§ GIVEN TASK
Extract every line of the records below verbatim, omitting the pictures.

++++ RECORDS FOR THE EXERCISE

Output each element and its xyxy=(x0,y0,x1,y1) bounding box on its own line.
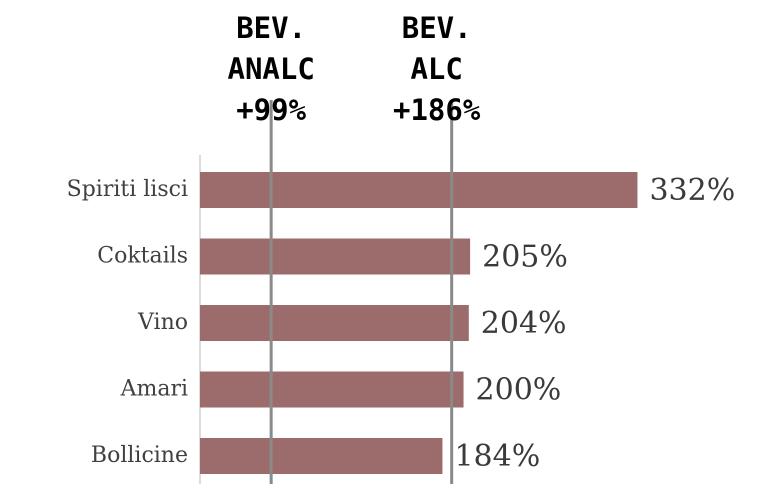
annotation-text: ALC xyxy=(410,52,462,86)
bar xyxy=(200,371,464,408)
category-label: Amari xyxy=(120,377,188,402)
category-label: Spiriti lisci xyxy=(67,177,188,202)
bar xyxy=(200,305,469,341)
value-label: 200% xyxy=(476,373,562,408)
value-label: 332% xyxy=(649,173,735,208)
annotation-text: BEV. xyxy=(402,11,472,45)
value-label: 205% xyxy=(482,240,568,275)
bar xyxy=(200,172,638,208)
value-label: 184% xyxy=(454,439,540,474)
category-label: Coktails xyxy=(97,244,188,269)
annotation-text: ANALC xyxy=(227,52,314,86)
category-label: Bollicine xyxy=(91,443,188,468)
bar xyxy=(200,238,471,275)
value-label: 204% xyxy=(481,306,567,341)
annotation-text: +99% xyxy=(236,93,306,127)
annotation-text: +186% xyxy=(393,93,481,127)
bar xyxy=(200,438,443,474)
category-label: Vino xyxy=(137,310,188,335)
annotation-text: BEV. xyxy=(236,11,306,45)
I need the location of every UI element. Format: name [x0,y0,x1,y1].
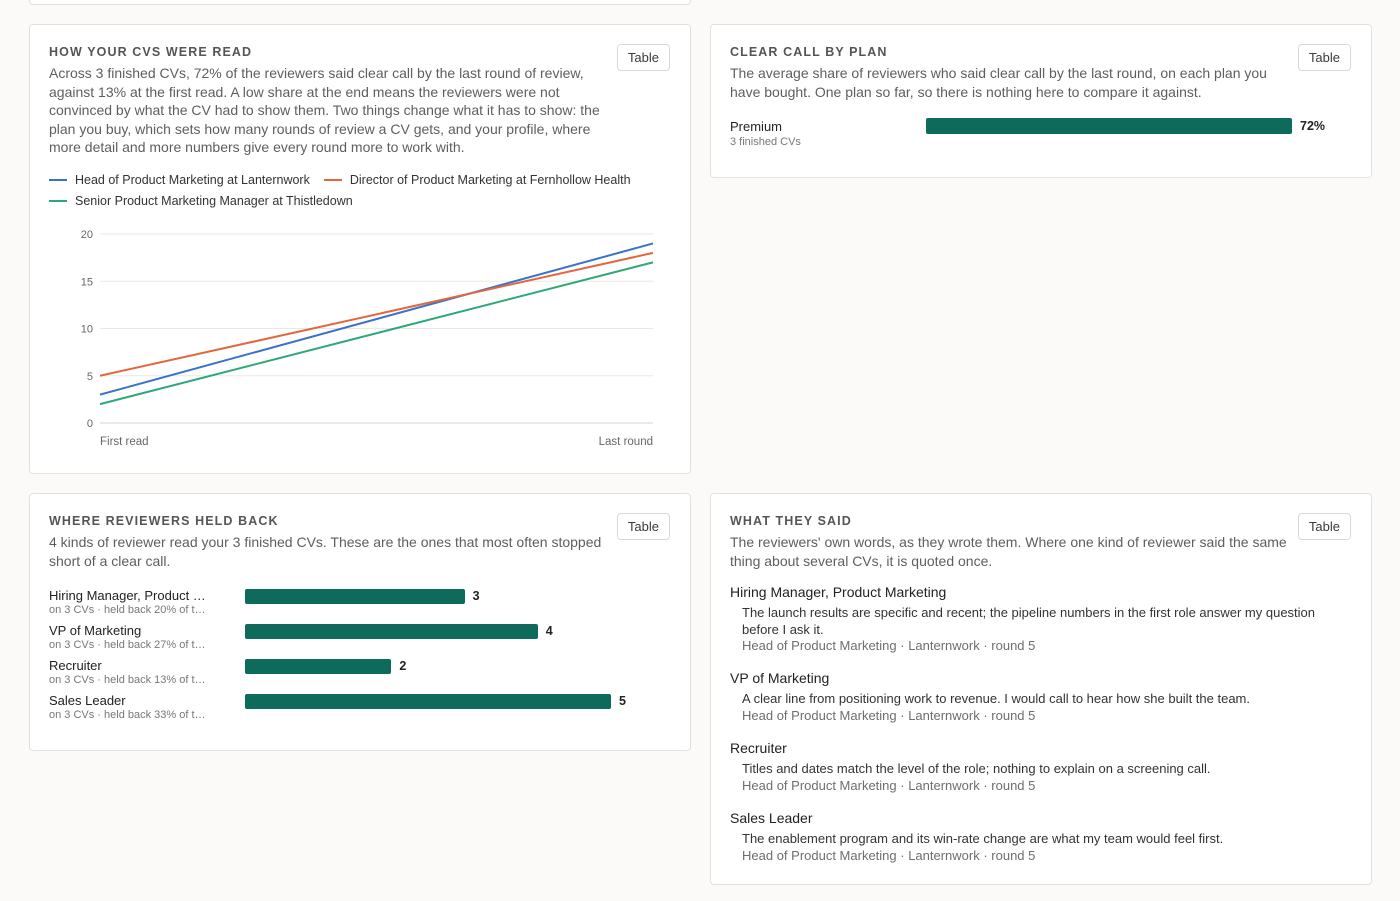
previous-card-edge [29,0,691,5]
legend-label: Director of Product Marketing at Fernhol… [349,172,631,187]
y-tick-label: 5 [87,371,93,383]
quote-text: The enablement program and its win-rate … [742,831,1224,846]
plan-value: 72% [1300,119,1326,133]
line-chart: 0 5 10 15 20 First read Last round [81,229,654,448]
card-description: The average share of reviewers who said … [730,65,1267,100]
quote-meta: Head of Product Marketing · Lanternwork … [742,847,1036,863]
plan-card: CLEAR CALL BY PLAN The average share of … [710,24,1372,178]
quote-reviewer: Sales Leader [730,810,813,826]
x-tick-label: Last round [599,436,653,448]
legend-item: Senior Product Marketing Manager at This… [49,190,353,211]
table-toggle-button[interactable]: Table [616,44,670,71]
legend-swatch [49,199,67,202]
held-value: 2 [399,659,407,673]
legend-item: Director of Product Marketing at Fernhol… [323,169,631,190]
y-tick-label: 20 [81,229,93,241]
quote-meta: Head of Product Marketing · Lanternwork … [742,777,1036,793]
held-value: 4 [545,624,553,638]
card-title: WHERE REVIEWERS HELD BACK [49,514,279,528]
table-toggle-button[interactable]: Table [1297,44,1351,71]
held-value: 5 [619,694,626,708]
quote-text: The launch results are specific and rece… [742,605,1316,637]
x-tick-label: First read [100,436,149,448]
card-description: The reviewers' own words, as they wrote … [730,534,1287,569]
card-description: Across 3 finished CVs, 72% of the review… [49,65,600,156]
reviewer-label: Recruiter [49,658,102,673]
card-title: HOW YOUR CVS WERE READ [49,45,253,59]
legend-swatch [49,178,67,181]
legend-label: Senior Product Marketing Manager at This… [75,193,353,208]
card-description: 4 kinds of reviewer read your 3 finished… [49,534,602,569]
quote-block: Recruiter Titles and dates match the lev… [730,740,1355,794]
y-tick-label: 15 [81,276,93,288]
held-bar [245,659,392,674]
reviewer-label: Sales Leader [49,693,126,708]
legend-item: Head of Product Marketing at Lanternwork [49,169,310,190]
quote-meta: Head of Product Marketing · Lanternwork … [742,638,1036,653]
reviewer-sub: on 3 CVs · held back 33% of the time [49,709,209,721]
series-line [99,261,654,406]
quote-reviewer: Hiring Manager, Product Marketing [730,584,947,600]
quote-block: Hiring Manager, Product Marketing The la… [730,584,1355,655]
quote-text: A clear line from positioning work to re… [742,691,1250,706]
held-row: Recruiter on 3 CVs · held back 13% of th… [49,658,669,693]
series-line [99,251,654,377]
held-bar [245,624,538,639]
series-line [99,242,654,396]
legend-label: Head of Product Marketing at Lanternwork [75,172,310,187]
quote-reviewer: VP of Marketing [730,670,830,686]
card-title: WHAT THEY SAID [730,514,852,528]
cvs-read-card: HOW YOUR CVS WERE READ Across 3 finished… [29,24,691,474]
y-tick-label: 0 [87,418,93,430]
held-bar [245,694,611,709]
plan-sub: 3 finished CVs [730,136,801,148]
held-row: VP of Marketing on 3 CVs · held back 27%… [49,623,669,658]
reviewer-sub: on 3 CVs · held back 13% of the time [49,674,209,686]
quote-meta: Head of Product Marketing · Lanternwork … [742,707,1036,723]
legend-swatch [323,178,342,181]
held-back-card: WHERE REVIEWERS HELD BACK 4 kinds of rev… [29,493,691,751]
quote-text: Titles and dates match the level of the … [742,761,1211,776]
quote-block: Sales Leader The enablement program and … [730,810,1355,864]
card-title: CLEAR CALL BY PLAN [730,45,888,59]
reviewer-sub: on 3 CVs · held back 27% of the time [49,639,209,651]
held-row: Sales Leader on 3 CVs · held back 33% of… [49,693,669,728]
y-tick-label: 10 [81,324,93,336]
quote-reviewer: Recruiter [730,740,787,756]
held-value: 3 [472,589,480,603]
held-row: Hiring Manager, Product Marketing on 3 C… [49,588,669,623]
reviewer-sub: on 3 CVs · held back 20% of the time [49,604,209,616]
table-toggle-button[interactable]: Table [1297,513,1351,540]
what-they-said-card: WHAT THEY SAID The reviewers' own words,… [710,493,1372,885]
plan-bar [926,118,1292,134]
chart-legend: Head of Product Marketing at Lanternwork… [49,169,669,211]
plan-label: Premium [730,119,783,134]
table-toggle-button[interactable]: Table [616,513,670,540]
quote-block: VP of Marketing A clear line from positi… [730,670,1355,724]
reviewer-label: Hiring Manager, Product Marketing [49,588,214,603]
reviewer-label: VP of Marketing [49,623,142,638]
held-bar [245,589,465,604]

++++++++

§ THE OUTPUT
Output each element and its xyxy=(x0,y0,x1,y1) bounding box on its own line.
annotation-text: ALC xyxy=(410,52,462,86)
bar xyxy=(200,371,464,408)
category-label: Amari xyxy=(120,377,188,402)
category-label: Spiriti lisci xyxy=(67,177,188,202)
bar xyxy=(200,305,469,341)
value-label: 200% xyxy=(476,373,562,408)
value-label: 332% xyxy=(649,173,735,208)
annotation-text: BEV. xyxy=(402,11,472,45)
value-label: 205% xyxy=(482,240,568,275)
bar xyxy=(200,172,638,208)
value-label: 184% xyxy=(454,439,540,474)
category-label: Coktails xyxy=(97,244,188,269)
annotation-text: ANALC xyxy=(227,52,314,86)
category-label: Bollicine xyxy=(91,443,188,468)
bar xyxy=(200,238,471,275)
value-label: 204% xyxy=(481,306,567,341)
annotation-text: +99% xyxy=(236,93,306,127)
annotation-text: +186% xyxy=(393,93,481,127)
bar xyxy=(200,438,443,474)
category-label: Vino xyxy=(137,310,188,335)
annotation-text: BEV. xyxy=(236,11,306,45)
I need the location of every UI element. Format: name [x0,y0,x1,y1].
previous-card-edge [29,0,691,5]
legend-label: Director of Product Marketing at Fernhol… [349,172,631,187]
y-tick-label: 5 [87,371,93,383]
quote-text: The enablement program and its win-rate … [742,831,1224,846]
plan-value: 72% [1300,119,1326,133]
line-chart: 0 5 10 15 20 First read Last round [81,229,654,448]
card-description: The average share of reviewers who said … [730,65,1267,100]
quote-meta: Head of Product Marketing · Lanternwork … [742,847,1036,863]
plan-card: CLEAR CALL BY PLAN The average share of … [710,24,1372,178]
quote-reviewer: Sales Leader [730,810,813,826]
x-tick-label: Last round [599,436,653,448]
legend-item: Senior Product Marketing Manager at This… [49,190,353,211]
table-toggle-button[interactable]: Table [616,44,670,71]
legend-swatch [49,199,67,202]
held-value: 2 [399,659,407,673]
legend-item: Director of Product Marketing at Fernhol… [323,169,631,190]
y-tick-label: 20 [81,229,93,241]
quote-meta: Head of Product Marketing · Lanternwork … [742,777,1036,793]
held-value: 4 [545,624,553,638]
card-title: WHERE REVIEWERS HELD BACK [49,514,279,528]
table-toggle-button[interactable]: Table [1297,44,1351,71]
held-value: 5 [619,694,626,708]
quote-text: The launch results are specific and rece… [742,605,1316,637]
x-tick-label: First read [100,436,149,448]
card-description: The reviewers' own words, as they wrote … [730,534,1287,569]
card-description: Across 3 finished CVs, 72% of the review… [49,65,600,156]
reviewer-label: Recruiter [49,658,102,673]
card-title: HOW YOUR CVS WERE READ [49,45,253,59]
legend-swatch [49,178,67,181]
legend-label: Senior Product Marketing Manager at This… [75,193,353,208]
card-description: 4 kinds of reviewer read your 3 finished… [49,534,602,569]
quote-block: Recruiter Titles and dates match the lev… [730,740,1355,794]
y-tick-label: 15 [81,276,93,288]
held-bar [245,659,392,674]
reviewer-label: Sales Leader [49,693,126,708]
legend-item: Head of Product Marketing at Lanternwork [49,169,310,190]
quote-meta: Head of Product Marketing · Lanternwork … [742,638,1036,653]
reviewer-sub: on 3 CVs · held back 33% of the time [49,709,209,721]
series-line [99,261,654,406]
quote-reviewer: Hiring Manager, Product Marketing [730,584,947,600]
quote-block: Hiring Manager, Product Marketing The la… [730,584,1355,655]
quote-text: A clear line from positioning work to re… [742,691,1250,706]
held-row: Recruiter on 3 CVs · held back 13% of th… [49,658,669,693]
series-line [99,251,654,377]
held-bar [245,624,538,639]
series-line [99,242,654,396]
legend-label: Head of Product Marketing at Lanternwork [75,172,310,187]
quote-reviewer: VP of Marketing [730,670,830,686]
card-title: WHAT THEY SAID [730,514,852,528]
cvs-read-card: HOW YOUR CVS WERE READ Across 3 finished… [29,24,691,474]
y-tick-label: 0 [87,418,93,430]
held-bar [245,694,611,709]
plan-sub: 3 finished CVs [730,136,801,148]
held-row: VP of Marketing on 3 CVs · held back 27%… [49,623,669,658]
reviewer-sub: on 3 CVs · held back 13% of the time [49,674,209,686]
quote-meta: Head of Product Marketing · Lanternwork … [742,707,1036,723]
legend-swatch [323,178,342,181]
held-back-card: WHERE REVIEWERS HELD BACK 4 kinds of rev… [29,493,691,751]
quote-text: Titles and dates match the level of the … [742,761,1211,776]
quote-block: Sales Leader The enablement program and … [730,810,1355,864]
card-title: CLEAR CALL BY PLAN [730,45,888,59]
reviewer-sub: on 3 CVs · held back 27% of the time [49,639,209,651]
held-row: Sales Leader on 3 CVs · held back 33% of… [49,693,669,728]
y-tick-label: 10 [81,324,93,336]
quote-reviewer: Recruiter [730,740,787,756]
held-value: 3 [472,589,480,603]
held-row: Hiring Manager, Product Marketing on 3 C… [49,588,669,623]
reviewer-sub: on 3 CVs · held back 20% of the time [49,604,209,616]
table-toggle-button[interactable]: Table [1297,513,1351,540]
what-they-said-card: WHAT THEY SAID The reviewers' own words,… [710,493,1372,885]
plan-bar [926,118,1292,134]
chart-legend: Head of Product Marketing at Lanternwork… [49,169,669,211]
plan-label: Premium [730,119,783,134]
table-toggle-button[interactable]: Table [616,513,670,540]
quote-block: VP of Marketing A clear line from positi… [730,670,1355,724]
reviewer-label: Hiring Manager, Product Marketing [49,588,214,603]
reviewer-label: VP of Marketing [49,623,142,638]
held-bar [245,589,465,604]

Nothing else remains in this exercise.